Task description:
Can you transcribe each of the lines below exactly?
##############################
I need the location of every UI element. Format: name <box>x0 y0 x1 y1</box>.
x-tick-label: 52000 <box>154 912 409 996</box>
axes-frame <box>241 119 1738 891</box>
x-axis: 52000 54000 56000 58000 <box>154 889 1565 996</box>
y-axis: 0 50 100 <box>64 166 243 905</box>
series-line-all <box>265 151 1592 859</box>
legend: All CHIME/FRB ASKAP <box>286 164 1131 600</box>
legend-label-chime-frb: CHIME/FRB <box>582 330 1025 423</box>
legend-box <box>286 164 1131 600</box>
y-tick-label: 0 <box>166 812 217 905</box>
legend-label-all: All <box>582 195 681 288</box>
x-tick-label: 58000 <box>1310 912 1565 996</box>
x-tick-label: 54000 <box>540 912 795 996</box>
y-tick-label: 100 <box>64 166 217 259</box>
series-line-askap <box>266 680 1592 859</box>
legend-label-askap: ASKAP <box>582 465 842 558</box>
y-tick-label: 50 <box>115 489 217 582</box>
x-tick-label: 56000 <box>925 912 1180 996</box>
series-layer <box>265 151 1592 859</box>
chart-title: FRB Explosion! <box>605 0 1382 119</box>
##############################
Result below:
I need the location of every UI element. Format: name <box>x0 y0 x1 y1</box>.
x-tick-label: 52000 <box>154 912 409 996</box>
axes-frame <box>241 119 1738 891</box>
x-axis: 52000 54000 56000 58000 <box>154 889 1565 996</box>
y-axis: 0 50 100 <box>64 166 243 905</box>
series-line-all <box>265 151 1592 859</box>
legend: All CHIME/FRB ASKAP <box>286 164 1131 600</box>
legend-label-chime-frb: CHIME/FRB <box>582 330 1025 423</box>
legend-box <box>286 164 1131 600</box>
y-tick-label: 0 <box>166 812 217 905</box>
legend-label-all: All <box>582 195 681 288</box>
x-tick-label: 58000 <box>1310 912 1565 996</box>
x-tick-label: 54000 <box>540 912 795 996</box>
y-tick-label: 100 <box>64 166 217 259</box>
series-line-askap <box>266 680 1592 859</box>
legend-label-askap: ASKAP <box>582 465 842 558</box>
y-tick-label: 50 <box>115 489 217 582</box>
x-tick-label: 56000 <box>925 912 1180 996</box>
series-layer <box>265 151 1592 859</box>
chart-title: FRB Explosion! <box>605 0 1382 119</box>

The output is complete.